>> start
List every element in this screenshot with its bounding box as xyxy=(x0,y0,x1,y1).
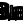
Bar xyxy=(13,7,15,19)
Text: FIGURE 2: Burden Returns to Baseline After Treatment Period: FIGURE 2: Burden Returns to Baseline Aft… xyxy=(0,1,23,21)
Bar xyxy=(10,5,11,19)
Bar xyxy=(5,12,7,19)
Legend: Baseline, Months 1-3, Washout: Baseline, Months 1-3, Washout xyxy=(0,17,9,21)
Bar xyxy=(16,7,18,19)
Bar xyxy=(11,13,13,19)
Bar xyxy=(18,17,19,19)
Bar xyxy=(7,4,8,19)
Bar xyxy=(19,7,21,19)
Bar xyxy=(3,7,5,19)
>> end
# Directive
Return the records above line for line, with no changes, and leave out the pictures.

# Exercise response
List every element in this screenshot with its bounding box as xyxy=(x0,y0,x1,y1).
Bar xyxy=(13,7,15,19)
Text: FIGURE 2: Burden Returns to Baseline After Treatment Period: FIGURE 2: Burden Returns to Baseline Aft… xyxy=(0,1,23,21)
Bar xyxy=(10,5,11,19)
Bar xyxy=(5,12,7,19)
Legend: Baseline, Months 1-3, Washout: Baseline, Months 1-3, Washout xyxy=(0,17,9,21)
Bar xyxy=(16,7,18,19)
Bar xyxy=(11,13,13,19)
Bar xyxy=(18,17,19,19)
Bar xyxy=(7,4,8,19)
Bar xyxy=(19,7,21,19)
Bar xyxy=(3,7,5,19)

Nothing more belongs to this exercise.